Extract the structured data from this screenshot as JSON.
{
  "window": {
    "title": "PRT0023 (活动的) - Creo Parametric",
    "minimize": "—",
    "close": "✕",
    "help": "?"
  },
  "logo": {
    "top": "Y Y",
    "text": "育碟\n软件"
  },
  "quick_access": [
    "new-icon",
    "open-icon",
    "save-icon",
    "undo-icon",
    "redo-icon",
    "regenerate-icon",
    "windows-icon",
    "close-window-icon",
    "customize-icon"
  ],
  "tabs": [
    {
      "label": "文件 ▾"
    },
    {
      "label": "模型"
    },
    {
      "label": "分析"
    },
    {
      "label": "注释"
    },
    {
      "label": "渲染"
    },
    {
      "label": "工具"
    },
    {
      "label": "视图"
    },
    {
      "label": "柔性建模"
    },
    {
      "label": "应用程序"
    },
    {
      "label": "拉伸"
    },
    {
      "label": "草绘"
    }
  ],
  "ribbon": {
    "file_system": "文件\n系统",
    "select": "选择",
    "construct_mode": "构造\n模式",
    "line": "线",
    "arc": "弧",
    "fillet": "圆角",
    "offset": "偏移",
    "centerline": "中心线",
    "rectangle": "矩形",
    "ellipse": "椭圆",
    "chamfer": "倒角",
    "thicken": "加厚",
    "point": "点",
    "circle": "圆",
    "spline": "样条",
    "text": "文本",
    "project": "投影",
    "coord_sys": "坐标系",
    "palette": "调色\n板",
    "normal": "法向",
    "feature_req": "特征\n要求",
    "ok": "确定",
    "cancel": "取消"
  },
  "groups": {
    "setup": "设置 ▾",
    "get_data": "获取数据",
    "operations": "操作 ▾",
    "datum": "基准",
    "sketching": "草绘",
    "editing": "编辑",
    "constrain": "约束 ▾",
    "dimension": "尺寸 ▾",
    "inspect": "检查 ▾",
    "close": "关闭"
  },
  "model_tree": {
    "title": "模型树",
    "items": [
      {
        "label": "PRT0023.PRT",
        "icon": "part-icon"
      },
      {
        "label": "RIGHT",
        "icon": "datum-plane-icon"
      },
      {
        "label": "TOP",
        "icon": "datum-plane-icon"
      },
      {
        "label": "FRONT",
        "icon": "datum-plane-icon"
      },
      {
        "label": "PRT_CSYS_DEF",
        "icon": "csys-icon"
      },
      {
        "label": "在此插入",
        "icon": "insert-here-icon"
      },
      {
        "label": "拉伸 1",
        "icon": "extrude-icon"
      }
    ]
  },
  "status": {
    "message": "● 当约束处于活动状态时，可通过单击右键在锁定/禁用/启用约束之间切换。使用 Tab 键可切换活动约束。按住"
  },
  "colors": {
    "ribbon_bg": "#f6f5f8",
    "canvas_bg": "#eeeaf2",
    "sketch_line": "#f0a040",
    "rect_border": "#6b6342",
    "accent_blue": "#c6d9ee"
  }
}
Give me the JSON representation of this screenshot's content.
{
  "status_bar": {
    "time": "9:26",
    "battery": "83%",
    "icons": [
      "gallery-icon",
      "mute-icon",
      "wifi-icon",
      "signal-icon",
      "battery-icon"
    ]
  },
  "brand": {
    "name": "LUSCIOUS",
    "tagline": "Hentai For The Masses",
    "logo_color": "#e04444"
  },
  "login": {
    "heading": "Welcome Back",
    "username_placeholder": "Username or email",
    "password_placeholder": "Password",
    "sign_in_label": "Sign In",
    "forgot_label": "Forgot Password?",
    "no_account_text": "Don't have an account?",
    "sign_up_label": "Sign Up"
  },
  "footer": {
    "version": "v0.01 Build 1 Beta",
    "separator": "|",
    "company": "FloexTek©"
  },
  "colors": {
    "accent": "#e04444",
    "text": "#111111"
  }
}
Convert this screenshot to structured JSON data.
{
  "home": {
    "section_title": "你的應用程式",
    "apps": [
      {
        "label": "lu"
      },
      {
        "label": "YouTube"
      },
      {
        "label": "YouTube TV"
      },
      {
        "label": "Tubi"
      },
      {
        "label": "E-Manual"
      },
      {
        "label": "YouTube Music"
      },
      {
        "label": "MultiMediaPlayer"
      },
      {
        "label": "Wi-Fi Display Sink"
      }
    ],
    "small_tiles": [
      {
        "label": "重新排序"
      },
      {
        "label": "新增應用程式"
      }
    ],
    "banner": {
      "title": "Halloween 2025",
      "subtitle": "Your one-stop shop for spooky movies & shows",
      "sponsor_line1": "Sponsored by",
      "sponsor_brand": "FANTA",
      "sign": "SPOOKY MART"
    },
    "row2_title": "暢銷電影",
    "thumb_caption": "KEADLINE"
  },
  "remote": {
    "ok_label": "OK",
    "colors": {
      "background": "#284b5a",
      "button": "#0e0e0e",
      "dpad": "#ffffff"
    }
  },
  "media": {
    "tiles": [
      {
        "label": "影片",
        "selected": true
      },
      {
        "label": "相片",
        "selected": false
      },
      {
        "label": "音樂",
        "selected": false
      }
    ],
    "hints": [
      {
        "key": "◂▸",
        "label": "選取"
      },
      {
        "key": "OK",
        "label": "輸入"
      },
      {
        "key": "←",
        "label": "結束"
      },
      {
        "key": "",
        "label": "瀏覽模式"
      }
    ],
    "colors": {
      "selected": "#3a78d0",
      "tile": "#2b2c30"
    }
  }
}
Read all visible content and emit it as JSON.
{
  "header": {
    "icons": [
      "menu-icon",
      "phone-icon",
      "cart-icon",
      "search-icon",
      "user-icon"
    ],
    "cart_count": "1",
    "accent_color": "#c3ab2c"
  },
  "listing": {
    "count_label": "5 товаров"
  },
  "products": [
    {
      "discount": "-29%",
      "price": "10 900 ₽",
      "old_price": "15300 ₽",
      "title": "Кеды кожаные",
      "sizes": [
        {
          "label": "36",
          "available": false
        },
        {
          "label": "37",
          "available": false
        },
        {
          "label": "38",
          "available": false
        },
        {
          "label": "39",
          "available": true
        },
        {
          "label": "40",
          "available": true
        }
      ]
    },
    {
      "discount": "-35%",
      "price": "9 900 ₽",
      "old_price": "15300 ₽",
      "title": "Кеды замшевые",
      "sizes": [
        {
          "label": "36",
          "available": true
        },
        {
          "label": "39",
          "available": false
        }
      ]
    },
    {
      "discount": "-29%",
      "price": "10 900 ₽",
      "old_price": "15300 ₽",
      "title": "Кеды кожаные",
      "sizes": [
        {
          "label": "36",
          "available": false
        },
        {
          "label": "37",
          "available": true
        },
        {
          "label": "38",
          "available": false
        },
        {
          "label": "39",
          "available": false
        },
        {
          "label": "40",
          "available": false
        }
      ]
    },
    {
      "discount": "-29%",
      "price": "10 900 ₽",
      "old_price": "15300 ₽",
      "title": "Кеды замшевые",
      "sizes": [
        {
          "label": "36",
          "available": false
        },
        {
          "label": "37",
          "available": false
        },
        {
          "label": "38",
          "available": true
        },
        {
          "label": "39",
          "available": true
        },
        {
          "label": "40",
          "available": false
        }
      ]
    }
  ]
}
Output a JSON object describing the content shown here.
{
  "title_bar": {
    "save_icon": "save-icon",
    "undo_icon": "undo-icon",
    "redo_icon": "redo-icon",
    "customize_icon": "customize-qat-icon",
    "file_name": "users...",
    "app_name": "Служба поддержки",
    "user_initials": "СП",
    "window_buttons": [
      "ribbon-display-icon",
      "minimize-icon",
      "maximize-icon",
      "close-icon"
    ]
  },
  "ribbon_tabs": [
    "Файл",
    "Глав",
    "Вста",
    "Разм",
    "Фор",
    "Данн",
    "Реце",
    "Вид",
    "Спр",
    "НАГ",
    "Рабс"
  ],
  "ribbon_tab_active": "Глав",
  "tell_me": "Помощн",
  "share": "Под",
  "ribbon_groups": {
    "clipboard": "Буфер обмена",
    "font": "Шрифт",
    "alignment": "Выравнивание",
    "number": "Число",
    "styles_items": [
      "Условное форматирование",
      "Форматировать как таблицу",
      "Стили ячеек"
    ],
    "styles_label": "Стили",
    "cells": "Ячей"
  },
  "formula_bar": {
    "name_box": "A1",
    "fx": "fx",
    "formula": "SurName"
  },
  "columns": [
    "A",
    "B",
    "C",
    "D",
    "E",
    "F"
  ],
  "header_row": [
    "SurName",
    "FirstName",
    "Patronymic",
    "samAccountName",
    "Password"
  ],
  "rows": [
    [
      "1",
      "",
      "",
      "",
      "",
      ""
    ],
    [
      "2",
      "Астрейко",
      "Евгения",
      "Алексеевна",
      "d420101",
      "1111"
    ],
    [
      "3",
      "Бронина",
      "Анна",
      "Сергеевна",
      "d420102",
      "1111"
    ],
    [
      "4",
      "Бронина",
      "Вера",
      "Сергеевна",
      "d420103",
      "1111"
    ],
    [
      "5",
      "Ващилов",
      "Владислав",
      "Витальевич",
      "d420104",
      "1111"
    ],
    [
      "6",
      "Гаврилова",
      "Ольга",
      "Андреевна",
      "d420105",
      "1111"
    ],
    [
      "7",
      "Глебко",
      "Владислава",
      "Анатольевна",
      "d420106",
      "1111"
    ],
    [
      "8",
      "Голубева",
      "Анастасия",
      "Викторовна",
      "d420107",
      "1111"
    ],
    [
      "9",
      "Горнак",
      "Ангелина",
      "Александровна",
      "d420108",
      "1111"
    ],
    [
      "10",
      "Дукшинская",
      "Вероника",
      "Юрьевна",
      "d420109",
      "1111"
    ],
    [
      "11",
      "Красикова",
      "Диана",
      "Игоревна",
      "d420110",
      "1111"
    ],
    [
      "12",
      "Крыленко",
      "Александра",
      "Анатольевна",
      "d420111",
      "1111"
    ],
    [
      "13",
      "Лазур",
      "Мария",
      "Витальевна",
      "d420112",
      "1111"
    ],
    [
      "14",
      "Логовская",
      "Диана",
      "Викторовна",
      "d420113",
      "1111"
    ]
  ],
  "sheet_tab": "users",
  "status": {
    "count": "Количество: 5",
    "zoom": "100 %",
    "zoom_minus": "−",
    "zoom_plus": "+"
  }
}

+ + + + + + +

TASK TO CARRY OUT: Figure out how many lines of the data above include "JSON", then give the number and nothing more.

WRITTEN RESPONSE: 5